INSTRUCTION
Write out the whole listing again, exactly as given.

Data items:
(begin)
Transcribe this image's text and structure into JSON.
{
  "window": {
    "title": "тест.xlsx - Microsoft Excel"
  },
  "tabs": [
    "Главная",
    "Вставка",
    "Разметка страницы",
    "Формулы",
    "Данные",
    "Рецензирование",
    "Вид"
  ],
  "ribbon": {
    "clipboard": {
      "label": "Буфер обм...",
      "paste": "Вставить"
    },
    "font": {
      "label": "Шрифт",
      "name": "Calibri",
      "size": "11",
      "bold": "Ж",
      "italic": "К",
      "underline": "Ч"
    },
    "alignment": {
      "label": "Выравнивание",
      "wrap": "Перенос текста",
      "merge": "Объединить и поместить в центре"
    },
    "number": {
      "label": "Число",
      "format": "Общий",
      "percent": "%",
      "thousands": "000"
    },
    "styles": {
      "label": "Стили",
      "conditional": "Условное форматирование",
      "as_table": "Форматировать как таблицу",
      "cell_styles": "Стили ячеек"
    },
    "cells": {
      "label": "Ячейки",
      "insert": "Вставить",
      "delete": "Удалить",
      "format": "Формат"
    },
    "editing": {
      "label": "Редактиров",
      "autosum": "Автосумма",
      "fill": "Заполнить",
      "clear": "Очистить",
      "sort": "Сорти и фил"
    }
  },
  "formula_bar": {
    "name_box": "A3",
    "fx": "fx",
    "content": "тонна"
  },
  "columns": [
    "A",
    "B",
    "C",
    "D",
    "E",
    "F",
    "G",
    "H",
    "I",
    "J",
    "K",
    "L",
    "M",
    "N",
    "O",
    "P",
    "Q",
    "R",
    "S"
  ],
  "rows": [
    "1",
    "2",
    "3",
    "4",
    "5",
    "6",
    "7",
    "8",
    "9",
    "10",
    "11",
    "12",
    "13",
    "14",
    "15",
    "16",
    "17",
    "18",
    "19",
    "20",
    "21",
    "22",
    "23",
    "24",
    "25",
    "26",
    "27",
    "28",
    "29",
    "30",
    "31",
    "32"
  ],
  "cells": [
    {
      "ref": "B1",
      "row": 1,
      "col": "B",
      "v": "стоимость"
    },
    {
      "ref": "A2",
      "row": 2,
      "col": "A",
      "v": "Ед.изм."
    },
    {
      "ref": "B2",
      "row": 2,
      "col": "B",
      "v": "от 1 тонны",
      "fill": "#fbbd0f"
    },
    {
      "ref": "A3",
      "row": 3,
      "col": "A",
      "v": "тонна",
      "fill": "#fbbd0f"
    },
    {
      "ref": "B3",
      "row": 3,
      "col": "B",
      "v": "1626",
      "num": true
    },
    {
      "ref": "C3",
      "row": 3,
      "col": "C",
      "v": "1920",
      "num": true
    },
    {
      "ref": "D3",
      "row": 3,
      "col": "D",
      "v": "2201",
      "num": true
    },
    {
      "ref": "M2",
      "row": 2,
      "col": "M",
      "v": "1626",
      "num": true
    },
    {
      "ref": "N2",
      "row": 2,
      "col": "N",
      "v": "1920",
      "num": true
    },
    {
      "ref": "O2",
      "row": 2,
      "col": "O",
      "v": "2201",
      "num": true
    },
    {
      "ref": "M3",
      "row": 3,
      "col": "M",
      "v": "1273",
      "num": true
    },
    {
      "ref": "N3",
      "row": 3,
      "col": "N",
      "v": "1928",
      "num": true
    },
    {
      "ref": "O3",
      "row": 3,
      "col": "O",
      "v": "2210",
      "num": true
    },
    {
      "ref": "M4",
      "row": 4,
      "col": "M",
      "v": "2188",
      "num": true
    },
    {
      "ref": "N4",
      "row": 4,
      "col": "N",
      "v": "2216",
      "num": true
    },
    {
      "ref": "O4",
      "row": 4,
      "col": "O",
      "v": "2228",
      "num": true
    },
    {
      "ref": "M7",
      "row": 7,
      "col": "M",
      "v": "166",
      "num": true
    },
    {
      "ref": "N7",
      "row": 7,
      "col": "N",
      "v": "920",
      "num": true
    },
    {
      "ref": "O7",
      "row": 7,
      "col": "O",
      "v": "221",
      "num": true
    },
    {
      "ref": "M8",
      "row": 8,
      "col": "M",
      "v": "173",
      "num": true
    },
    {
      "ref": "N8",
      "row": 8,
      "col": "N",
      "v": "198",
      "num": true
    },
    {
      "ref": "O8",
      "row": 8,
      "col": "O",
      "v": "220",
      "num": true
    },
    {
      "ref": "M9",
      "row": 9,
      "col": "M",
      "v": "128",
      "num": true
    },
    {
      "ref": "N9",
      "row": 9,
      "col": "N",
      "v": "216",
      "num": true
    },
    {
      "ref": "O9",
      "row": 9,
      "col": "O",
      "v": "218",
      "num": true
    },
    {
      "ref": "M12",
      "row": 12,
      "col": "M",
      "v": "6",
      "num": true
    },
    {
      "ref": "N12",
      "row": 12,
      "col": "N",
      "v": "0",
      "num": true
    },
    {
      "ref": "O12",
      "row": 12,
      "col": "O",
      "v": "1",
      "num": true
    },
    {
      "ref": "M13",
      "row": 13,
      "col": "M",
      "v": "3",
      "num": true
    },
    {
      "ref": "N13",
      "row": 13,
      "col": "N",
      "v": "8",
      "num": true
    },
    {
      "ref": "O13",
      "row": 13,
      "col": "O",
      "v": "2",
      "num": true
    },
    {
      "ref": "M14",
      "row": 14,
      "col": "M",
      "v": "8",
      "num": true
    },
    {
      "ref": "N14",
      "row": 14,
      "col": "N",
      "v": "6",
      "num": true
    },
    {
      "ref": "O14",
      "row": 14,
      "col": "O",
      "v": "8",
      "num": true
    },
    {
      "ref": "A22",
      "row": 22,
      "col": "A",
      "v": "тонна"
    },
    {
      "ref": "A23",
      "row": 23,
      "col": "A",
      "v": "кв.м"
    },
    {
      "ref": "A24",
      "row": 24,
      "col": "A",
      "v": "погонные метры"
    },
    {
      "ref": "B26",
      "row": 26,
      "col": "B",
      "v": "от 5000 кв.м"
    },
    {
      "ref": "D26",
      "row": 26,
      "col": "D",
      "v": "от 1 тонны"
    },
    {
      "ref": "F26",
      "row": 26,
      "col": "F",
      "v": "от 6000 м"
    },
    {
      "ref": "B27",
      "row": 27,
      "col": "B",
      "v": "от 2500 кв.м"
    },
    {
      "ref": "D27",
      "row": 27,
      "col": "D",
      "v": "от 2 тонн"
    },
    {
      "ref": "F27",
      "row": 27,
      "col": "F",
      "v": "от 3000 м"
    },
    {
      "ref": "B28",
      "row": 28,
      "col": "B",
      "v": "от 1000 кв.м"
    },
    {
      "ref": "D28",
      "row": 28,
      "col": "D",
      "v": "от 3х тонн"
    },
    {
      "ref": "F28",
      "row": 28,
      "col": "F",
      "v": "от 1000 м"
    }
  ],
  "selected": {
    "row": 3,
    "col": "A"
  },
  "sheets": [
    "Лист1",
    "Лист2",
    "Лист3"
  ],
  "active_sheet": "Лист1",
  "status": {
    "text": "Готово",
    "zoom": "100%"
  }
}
(end)
EXPECTED ANSWER
Transcribe this image's text and structure into JSON.
{
  "window": {
    "title": "тест.xlsx - Microsoft Excel"
  },
  "tabs": [
    "Главная",
    "Вставка",
    "Разметка страницы",
    "Формулы",
    "Данные",
    "Рецензирование",
    "Вид"
  ],
  "ribbon": {
    "clipboard": {
      "label": "Буфер обм...",
      "paste": "Вставить"
    },
    "font": {
      "label": "Шрифт",
      "name": "Calibri",
      "size": "11",
      "bold": "Ж",
      "italic": "К",
      "underline": "Ч"
    },
    "alignment": {
      "label": "Выравнивание",
      "wrap": "Перенос текста",
      "merge": "Объединить и поместить в центре"
    },
    "number": {
      "label": "Число",
      "format": "Общий",
      "percent": "%",
      "thousands": "000"
    },
    "styles": {
      "label": "Стили",
      "conditional": "Условное форматирование",
      "as_table": "Форматировать как таблицу",
      "cell_styles": "Стили ячеек"
    },
    "cells": {
      "label": "Ячейки",
      "insert": "Вставить",
      "delete": "Удалить",
      "format": "Формат"
    },
    "editing": {
      "label": "Редактиров",
      "autosum": "Автосумма",
      "fill": "Заполнить",
      "clear": "Очистить",
      "sort": "Сорти и фил"
    }
  },
  "formula_bar": {
    "name_box": "A3",
    "fx": "fx",
    "content": "тонна"
  },
  "columns": [
    "A",
    "B",
    "C",
    "D",
    "E",
    "F",
    "G",
    "H",
    "I",
    "J",
    "K",
    "L",
    "M",
    "N",
    "O",
    "P",
    "Q",
    "R",
    "S"
  ],
  "rows": [
    "1",
    "2",
    "3",
    "4",
    "5",
    "6",
    "7",
    "8",
    "9",
    "10",
    "11",
    "12",
    "13",
    "14",
    "15",
    "16",
    "17",
    "18",
    "19",
    "20",
    "21",
    "22",
    "23",
    "24",
    "25",
    "26",
    "27",
    "28",
    "29",
    "30",
    "31",
    "32"
  ],
  "cells": [
    {
      "ref": "B1",
      "row": 1,
      "col": "B",
      "v": "стоимость"
    },
    {
      "ref": "A2",
      "row": 2,
      "col": "A",
      "v": "Ед.изм."
    },
    {
      "ref": "B2",
      "row": 2,
      "col": "B",
      "v": "от 1 тонны",
      "fill": "#fbbd0f"
    },
    {
      "ref": "A3",
      "row": 3,
      "col": "A",
      "v": "тонна",
      "fill": "#fbbd0f"
    },
    {
      "ref": "B3",
      "row": 3,
      "col": "B",
      "v": "1626",
      "num": true
    },
    {
      "ref": "C3",
      "row": 3,
      "col": "C",
      "v": "1920",
      "num": true
    },
    {
      "ref": "D3",
      "row": 3,
      "col": "D",
      "v": "2201",
      "num": true
    },
    {
      "ref": "M2",
      "row": 2,
      "col": "M",
      "v": "1626",
      "num": true
    },
    {
      "ref": "N2",
      "row": 2,
      "col": "N",
      "v": "1920",
      "num": true
    },
    {
      "ref": "O2",
      "row": 2,
      "col": "O",
      "v": "2201",
      "num": true
    },
    {
      "ref": "M3",
      "row": 3,
      "col": "M",
      "v": "1273",
      "num": true
    },
    {
      "ref": "N3",
      "row": 3,
      "col": "N",
      "v": "1928",
      "num": true
    },
    {
      "ref": "O3",
      "row": 3,
      "col": "O",
      "v": "2210",
      "num": true
    },
    {
      "ref": "M4",
      "row": 4,
      "col": "M",
      "v": "2188",
      "num": true
    },
    {
      "ref": "N4",
      "row": 4,
      "col": "N",
      "v": "2216",
      "num": true
    },
    {
      "ref": "O4",
      "row": 4,
      "col": "O",
      "v": "2228",
      "num": true
    },
    {
      "ref": "M7",
      "row": 7,
      "col": "M",
      "v": "166",
      "num": true
    },
    {
      "ref": "N7",
      "row": 7,
      "col": "N",
      "v": "920",
      "num": true
    },
    {
      "ref": "O7",
      "row": 7,
      "col": "O",
      "v": "221",
      "num": true
    },
    {
      "ref": "M8",
      "row": 8,
      "col": "M",
      "v": "173",
      "num": true
    },
    {
      "ref": "N8",
      "row": 8,
      "col": "N",
      "v": "198",
      "num": true
    },
    {
      "ref": "O8",
      "row": 8,
      "col": "O",
      "v": "220",
      "num": true
    },
    {
      "ref": "M9",
      "row": 9,
      "col": "M",
      "v": "128",
      "num": true
    },
    {
      "ref": "N9",
      "row": 9,
      "col": "N",
      "v": "216",
      "num": true
    },
    {
      "ref": "O9",
      "row": 9,
      "col": "O",
      "v": "218",
      "num": true
    },
    {
      "ref": "M12",
      "row": 12,
      "col": "M",
      "v": "6",
      "num": true
    },
    {
      "ref": "N12",
      "row": 12,
      "col": "N",
      "v": "0",
      "num": true
    },
    {
      "ref": "O12",
      "row": 12,
      "col": "O",
      "v": "1",
      "num": true
    },
    {
      "ref": "M13",
      "row": 13,
      "col": "M",
      "v": "3",
      "num": true
    },
    {
      "ref": "N13",
      "row": 13,
      "col": "N",
      "v": "8",
      "num": true
    },
    {
      "ref": "O13",
      "row": 13,
      "col": "O",
      "v": "2",
      "num": true
    },
    {
      "ref": "M14",
      "row": 14,
      "col": "M",
      "v": "8",
      "num": true
    },
    {
      "ref": "N14",
      "row": 14,
      "col": "N",
      "v": "6",
      "num": true
    },
    {
      "ref": "O14",
      "row": 14,
      "col": "O",
      "v": "8",
      "num": true
    },
    {
      "ref": "A22",
      "row": 22,
      "col": "A",
      "v": "тонна"
    },
    {
      "ref": "A23",
      "row": 23,
      "col": "A",
      "v": "кв.м"
    },
    {
      "ref": "A24",
      "row": 24,
      "col": "A",
      "v": "погонные метры"
    },
    {
      "ref": "B26",
      "row": 26,
      "col": "B",
      "v": "от 5000 кв.м"
    },
    {
      "ref": "D26",
      "row": 26,
      "col": "D",
      "v": "от 1 тонны"
    },
    {
      "ref": "F26",
      "row": 26,
      "col": "F",
      "v": "от 6000 м"
    },
    {
      "ref": "B27",
      "row": 27,
      "col": "B",
      "v": "от 2500 кв.м"
    },
    {
      "ref": "D27",
      "row": 27,
      "col": "D",
      "v": "от 2 тонн"
    },
    {
      "ref": "F27",
      "row": 27,
      "col": "F",
      "v": "от 3000 м"
    },
    {
      "ref": "B28",
      "row": 28,
      "col": "B",
      "v": "от 1000 кв.м"
    },
    {
      "ref": "D28",
      "row": 28,
      "col": "D",
      "v": "от 3х тонн"
    },
    {
      "ref": "F28",
      "row": 28,
      "col": "F",
      "v": "от 1000 м"
    }
  ],
  "selected": {
    "row": 3,
    "col": "A"
  },
  "sheets": [
    "Лист1",
    "Лист2",
    "Лист3"
  ],
  "active_sheet": "Лист1",
  "status": {
    "text": "Готово",
    "zoom": "100%"
  }
}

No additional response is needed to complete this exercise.